# GIVEN EXERCISE:
Output every entry exactly as written, skipping any pictures.

# MATERIAL SHOWN:
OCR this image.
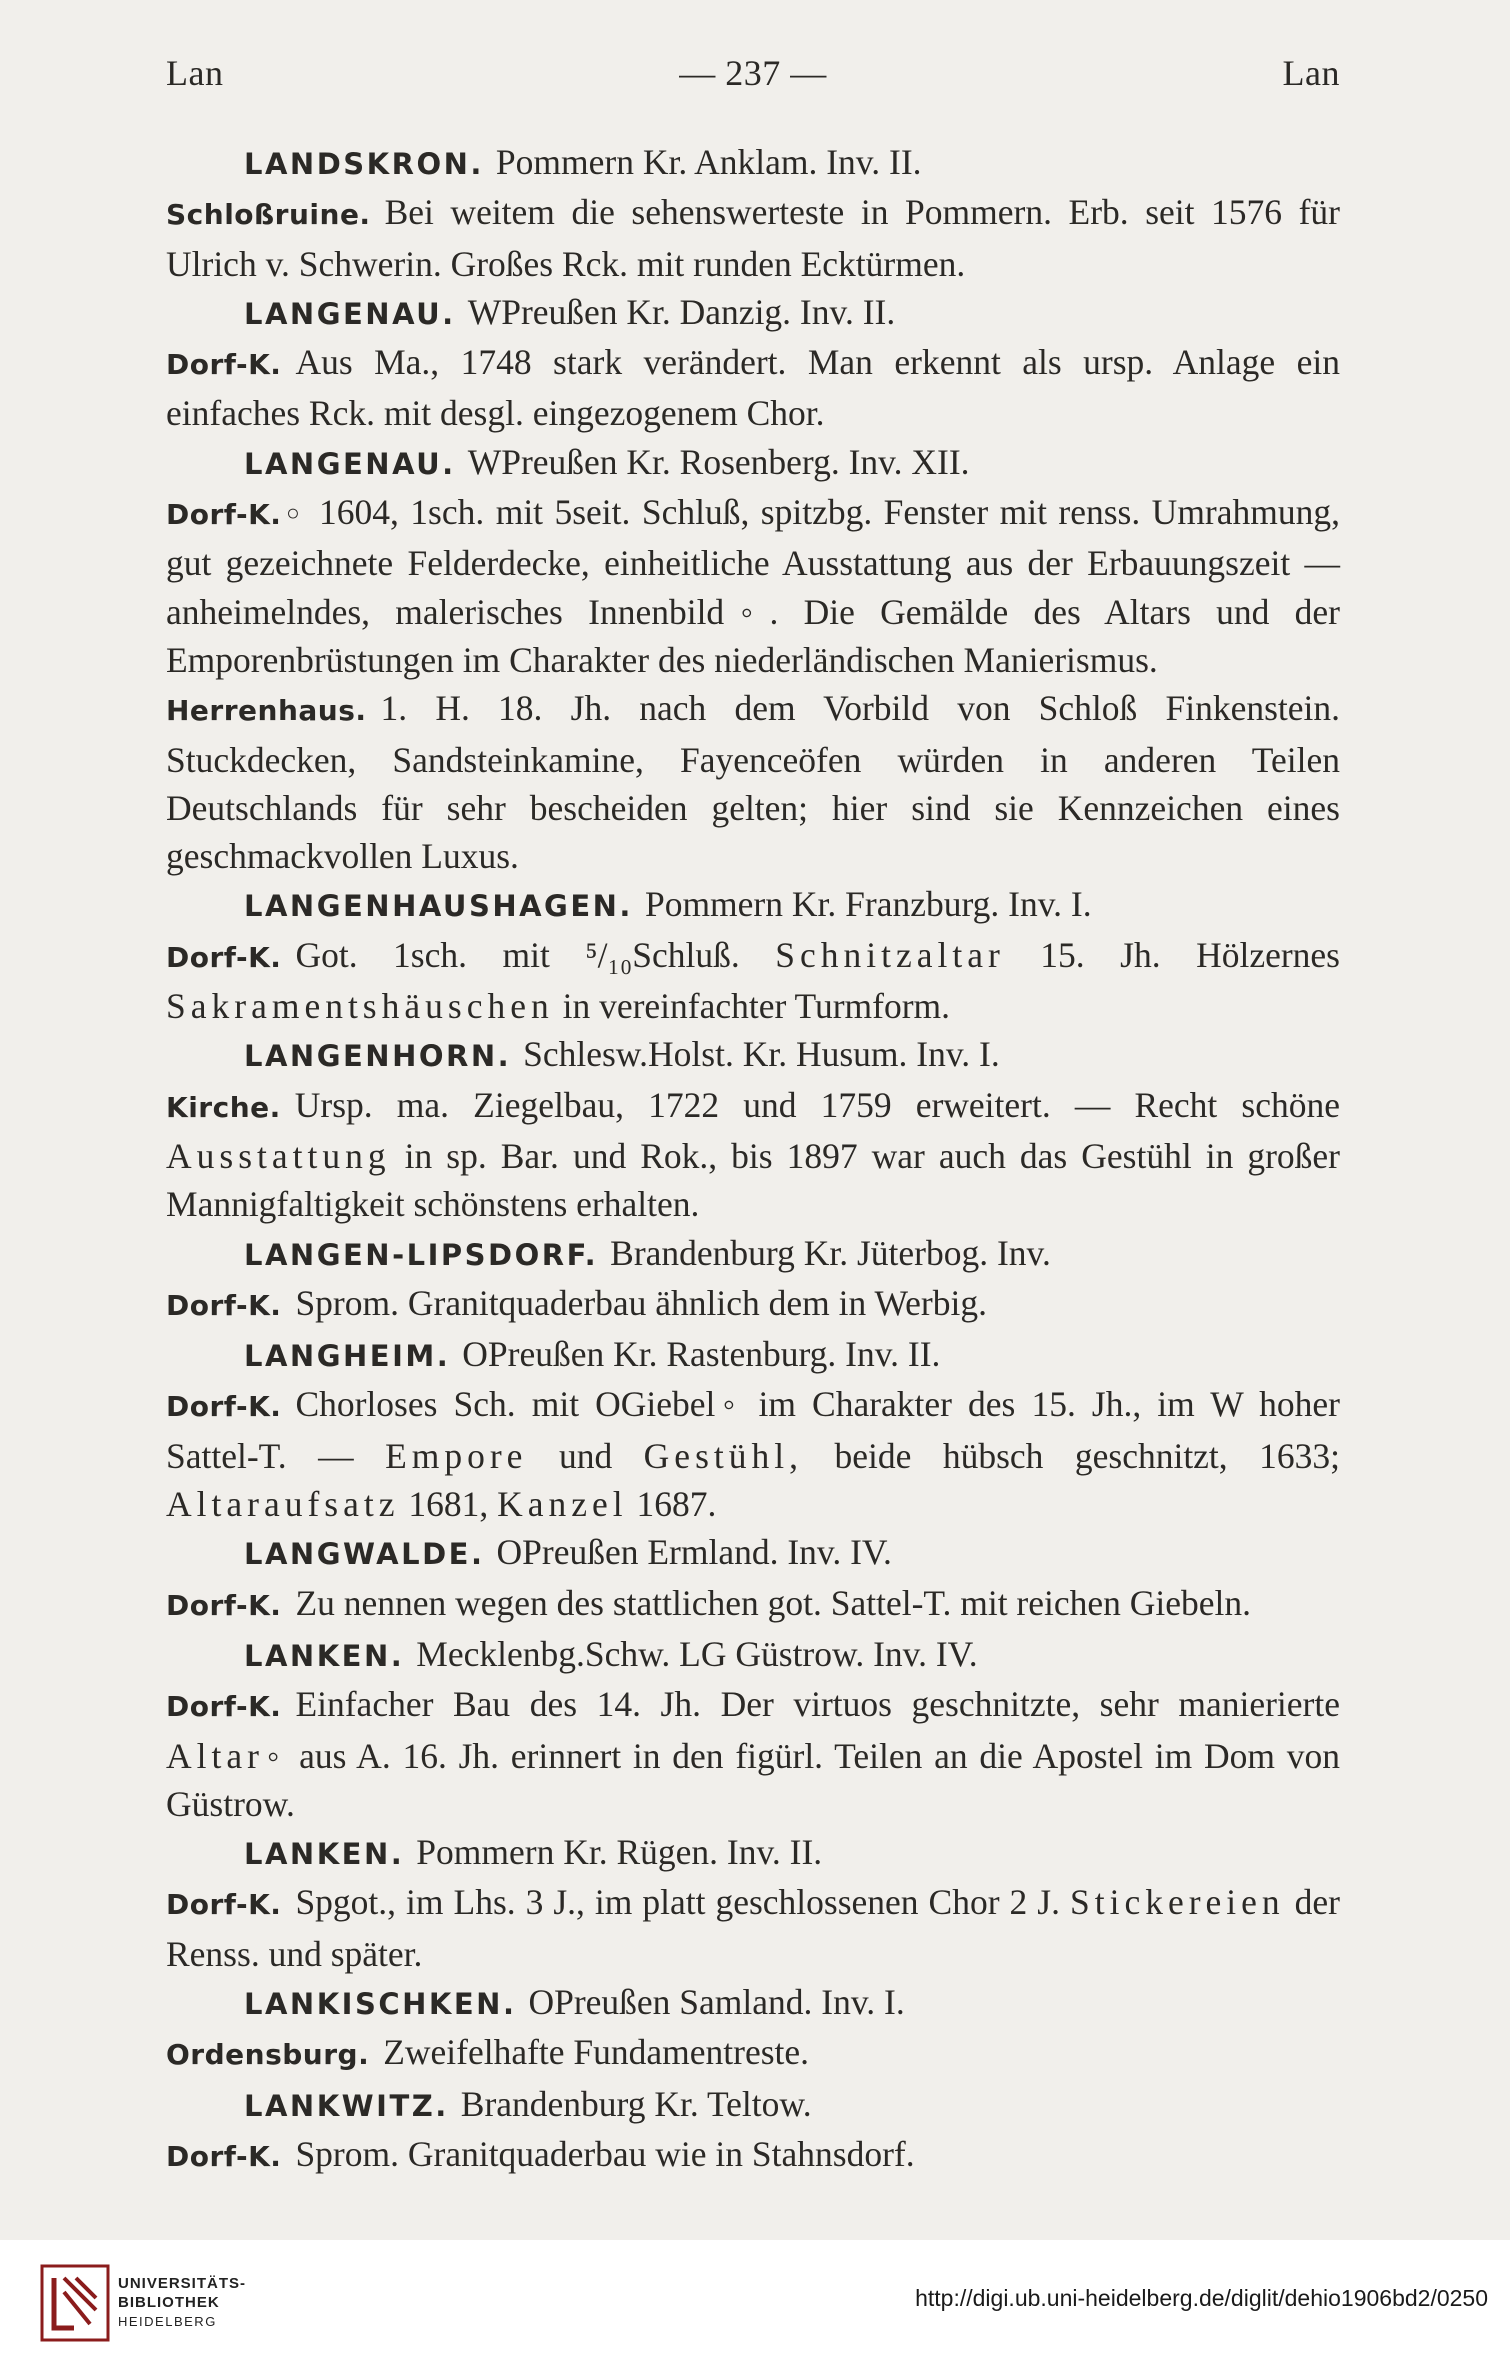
Lan	— 237 —	Lan
LANDSKRON. Pommern Kr. Anklam. Inv. II.
Schloßruine. Bei weitem die sehenswerteste in Pommern. Erb. seit 1576 für Ulrich v. Schwerin. Großes Rck. mit runden Ecktürmen.
LANGENAU. WPreußen Kr. Danzig. Inv. II.
Dorf-K. Aus Ma., 1748 stark verändert. Man erkennt als ursp. Anlage ein einfaches Rck. mit desgl. eingezogenem Chor.
LANGENAU. WPreußen Kr. Rosenberg. Inv. XII.
Dorf-K.◦ 1604, 1sch. mit 5seit. Schluß, spitzbg. Fenster mit renss. Umrahmung, gut gezeichnete Felderdecke, einheitliche Ausstattung aus der Erbauungszeit — anheimelndes, malerisches Innenbild◦. Die Gemälde des Altars und der Emporenbrüstungen im Charakter des niederländischen Manierismus.
Herrenhaus. 1. H. 18. Jh. nach dem Vorbild von Schloß Finkenstein. Stuckdecken, Sandsteinkamine, Fayenceöfen würden in anderen Teilen Deutschlands für sehr bescheiden gelten; hier sind sie Kennzeichen eines geschmackvollen Luxus.
LANGENHAUSHAGEN. Pommern Kr. Franzburg. Inv. I.
Dorf-K. Got. 1sch. mit ⁵/₁₀Schluß. Schnitzaltar 15. Jh. Hölzernes Sakramentshäuschen in vereinfachter Turmform.
LANGENHORN. Schlesw.Holst. Kr. Husum. Inv. I.
Kirche. Ursp. ma. Ziegelbau, 1722 und 1759 erweitert. — Recht schöne Ausstattung in sp. Bar. und Rok., bis 1897 war auch das Gestühl in großer Mannigfaltigkeit schönstens erhalten.
LANGEN-LIPSDORF. Brandenburg Kr. Jüterbog. Inv.
Dorf-K. Sprom. Granitquaderbau ähnlich dem in Werbig.
LANGHEIM. OPreußen Kr. Rastenburg. Inv. II.
Dorf-K. Chorloses Sch. mit OGiebel◦ im Charakter des 15. Jh., im W hoher Sattel-T. — Empore und Gestühl, beide hübsch geschnitzt, 1633; Altaraufsatz 1681, Kanzel 1687.
LANGWALDE. OPreußen Ermland. Inv. IV.
Dorf-K. Zu nennen wegen des stattlichen got. Sattel-T. mit reichen Giebeln.
LANKEN. Mecklenbg.Schw. LG Güstrow. Inv. IV.
Dorf-K. Einfacher Bau des 14. Jh. Der virtuos geschnitzte, sehr manierierte Altar◦ aus A. 16. Jh. erinnert in den figürl. Teilen an die Apostel im Dom von Güstrow.
LANKEN. Pommern Kr. Rügen. Inv. II.
Dorf-K. Spgot., im Lhs. 3 J., im platt geschlossenen Chor 2 J. Stickereien der Renss. und später.
LANKISCHKEN. OPreußen Samland. Inv. I.
Ordensburg. Zweifelhafte Fundamentreste.
LANKWITZ. Brandenburg Kr. Teltow.
Dorf-K. Sprom. Granitquaderbau wie in Stahnsdorf.
UNIVERSITÄTS-
BIBLIOTHEK
HEIDELBERG
http://digi.ub.uni-heidelberg.de/diglit/dehio1906bd2/0250
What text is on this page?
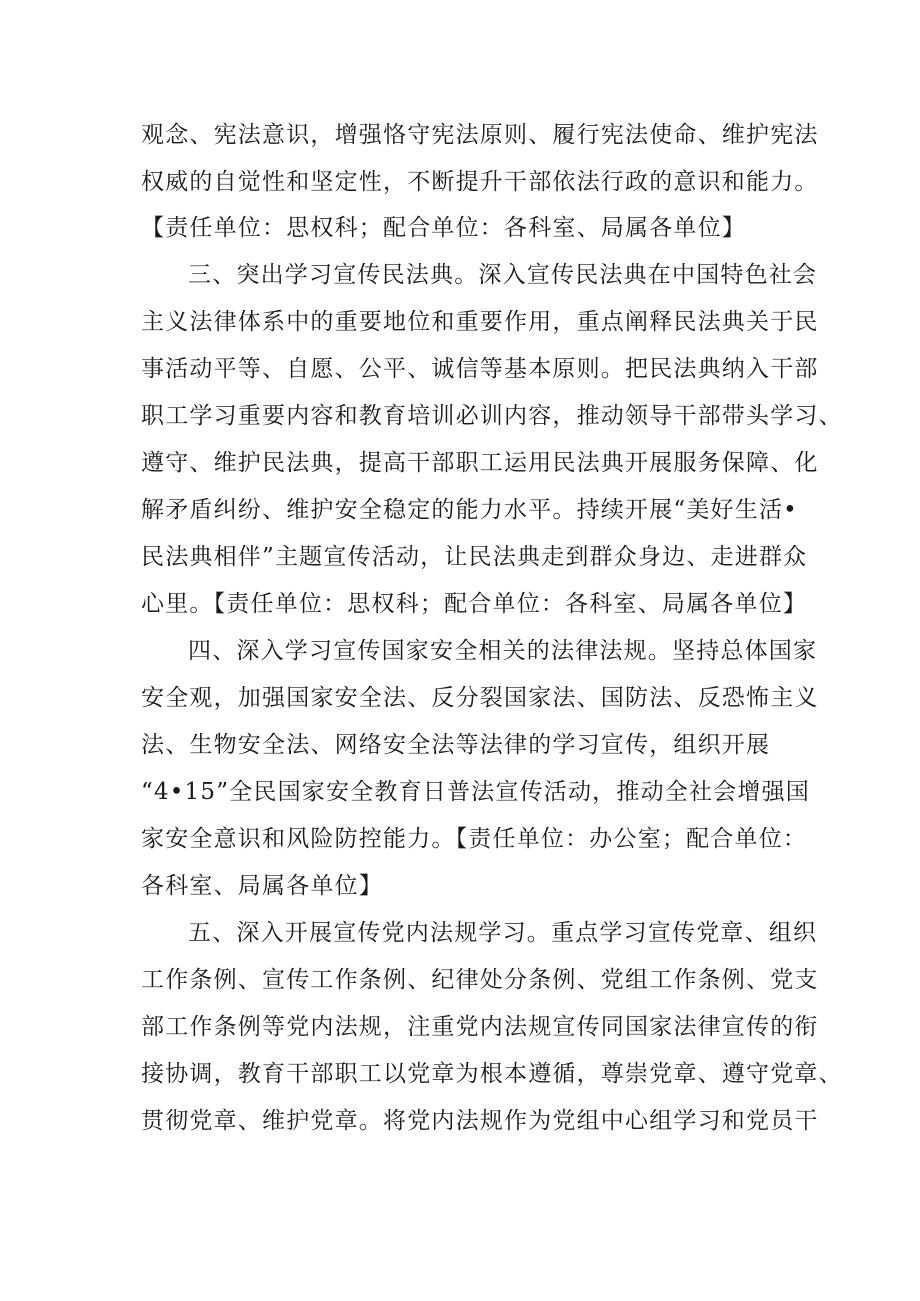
观念、宪法意识，增强恪守宪法原则、履行宪法使命、维护宪法
权威的自觉性和坚定性，不断提升干部依法行政的意识和能力。
【责任单位：思权科；配合单位：各科室、局属各单位】
三、突出学习宣传民法典。深入宣传民法典在中国特色社会
主义法律体系中的重要地位和重要作用，重点阐释民法典关于民
事活动平等、自愿、公平、诚信等基本原则。把民法典纳入干部
职工学习重要内容和教育培训必训内容，推动领导干部带头学习、
遵守、维护民法典，提高干部职工运用民法典开展服务保障、化
解矛盾纠纷、维护安全稳定的能力水平。持续开展“美好生活•
民法典相伴”主题宣传活动，让民法典走到群众身边、走进群众
心里。【责任单位：思权科；配合单位：各科室、局属各单位】
四、深入学习宣传国家安全相关的法律法规。坚持总体国家
安全观，加强国家安全法、反分裂国家法、国防法、反恐怖主义
法、生物安全法、网络安全法等法律的学习宣传，组织开展
“4•15”全民国家安全教育日普法宣传活动，推动全社会增强国
家安全意识和风险防控能力。【责任单位：办公室；配合单位：
各科室、局属各单位】
五、深入开展宣传党内法规学习。重点学习宣传党章、组织
工作条例、宣传工作条例、纪律处分条例、党组工作条例、党支
部工作条例等党内法规，注重党内法规宣传同国家法律宣传的衔
接协调，教育干部职工以党章为根本遵循，尊崇党章、遵守党章、
贯彻党章、维护党章。将党内法规作为党组中心组学习和党员干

# RESULT OF THE TASK:
OCR this image.
Lan	— 237 —	Lan
LANDSKRON. Pommern Kr. Anklam. Inv. II.
Schloßruine. Bei weitem die sehenswerteste in Pommern. Erb. seit 1576 für Ulrich v. Schwerin. Großes Rck. mit runden Ecktürmen.
LANGENAU. WPreußen Kr. Danzig. Inv. II.
Dorf-K. Aus Ma., 1748 stark verändert. Man erkennt als ursp. Anlage ein einfaches Rck. mit desgl. eingezogenem Chor.
LANGENAU. WPreußen Kr. Rosenberg. Inv. XII.
Dorf-K.◦ 1604, 1sch. mit 5seit. Schluß, spitzbg. Fenster mit renss. Umrahmung, gut gezeichnete Felderdecke, einheitliche Ausstattung aus der Erbauungszeit — anheimelndes, malerisches Innenbild◦. Die Gemälde des Altars und der Emporenbrüstungen im Charakter des niederländischen Manierismus.
Herrenhaus. 1. H. 18. Jh. nach dem Vorbild von Schloß Finkenstein. Stuckdecken, Sandsteinkamine, Fayenceöfen würden in anderen Teilen Deutschlands für sehr bescheiden gelten; hier sind sie Kennzeichen eines geschmackvollen Luxus.
LANGENHAUSHAGEN. Pommern Kr. Franzburg. Inv. I.
Dorf-K. Got. 1sch. mit ⁵/₁₀Schluß. Schnitzaltar 15. Jh. Hölzernes Sakramentshäuschen in vereinfachter Turmform.
LANGENHORN. Schlesw.Holst. Kr. Husum. Inv. I.
Kirche. Ursp. ma. Ziegelbau, 1722 und 1759 erweitert. — Recht schöne Ausstattung in sp. Bar. und Rok., bis 1897 war auch das Gestühl in großer Mannigfaltigkeit schönstens erhalten.
LANGEN-LIPSDORF. Brandenburg Kr. Jüterbog. Inv.
Dorf-K. Sprom. Granitquaderbau ähnlich dem in Werbig.
LANGHEIM. OPreußen Kr. Rastenburg. Inv. II.
Dorf-K. Chorloses Sch. mit OGiebel◦ im Charakter des 15. Jh., im W hoher Sattel-T. — Empore und Gestühl, beide hübsch geschnitzt, 1633; Altaraufsatz 1681, Kanzel 1687.
LANGWALDE. OPreußen Ermland. Inv. IV.
Dorf-K. Zu nennen wegen des stattlichen got. Sattel-T. mit reichen Giebeln.
LANKEN. Mecklenbg.Schw. LG Güstrow. Inv. IV.
Dorf-K. Einfacher Bau des 14. Jh. Der virtuos geschnitzte, sehr manierierte Altar◦ aus A. 16. Jh. erinnert in den figürl. Teilen an die Apostel im Dom von Güstrow.
LANKEN. Pommern Kr. Rügen. Inv. II.
Dorf-K. Spgot., im Lhs. 3 J., im platt geschlossenen Chor 2 J. Stickereien der Renss. und später.
LANKISCHKEN. OPreußen Samland. Inv. I.
Ordensburg. Zweifelhafte Fundamentreste.
LANKWITZ. Brandenburg Kr. Teltow.
Dorf-K. Sprom. Granitquaderbau wie in Stahnsdorf.
UNIVERSITÄTS-
BIBLIOTHEK
HEIDELBERG
http://digi.ub.uni-heidelberg.de/diglit/dehio1906bd2/0250
What text is on this page?
观念、宪法意识，增强恪守宪法原则、履行宪法使命、维护宪法
权威的自觉性和坚定性，不断提升干部依法行政的意识和能力。
【责任单位：思权科；配合单位：各科室、局属各单位】
三、突出学习宣传民法典。深入宣传民法典在中国特色社会
主义法律体系中的重要地位和重要作用，重点阐释民法典关于民
事活动平等、自愿、公平、诚信等基本原则。把民法典纳入干部
职工学习重要内容和教育培训必训内容，推动领导干部带头学习、
遵守、维护民法典，提高干部职工运用民法典开展服务保障、化
解矛盾纠纷、维护安全稳定的能力水平。持续开展“美好生活•
民法典相伴”主题宣传活动，让民法典走到群众身边、走进群众
心里。【责任单位：思权科；配合单位：各科室、局属各单位】
四、深入学习宣传国家安全相关的法律法规。坚持总体国家
安全观，加强国家安全法、反分裂国家法、国防法、反恐怖主义
法、生物安全法、网络安全法等法律的学习宣传，组织开展
“4•15”全民国家安全教育日普法宣传活动，推动全社会增强国
家安全意识和风险防控能力。【责任单位：办公室；配合单位：
各科室、局属各单位】
五、深入开展宣传党内法规学习。重点学习宣传党章、组织
工作条例、宣传工作条例、纪律处分条例、党组工作条例、党支
部工作条例等党内法规，注重党内法规宣传同国家法律宣传的衔
接协调，教育干部职工以党章为根本遵循，尊崇党章、遵守党章、
贯彻党章、维护党章。将党内法规作为党组中心组学习和党员干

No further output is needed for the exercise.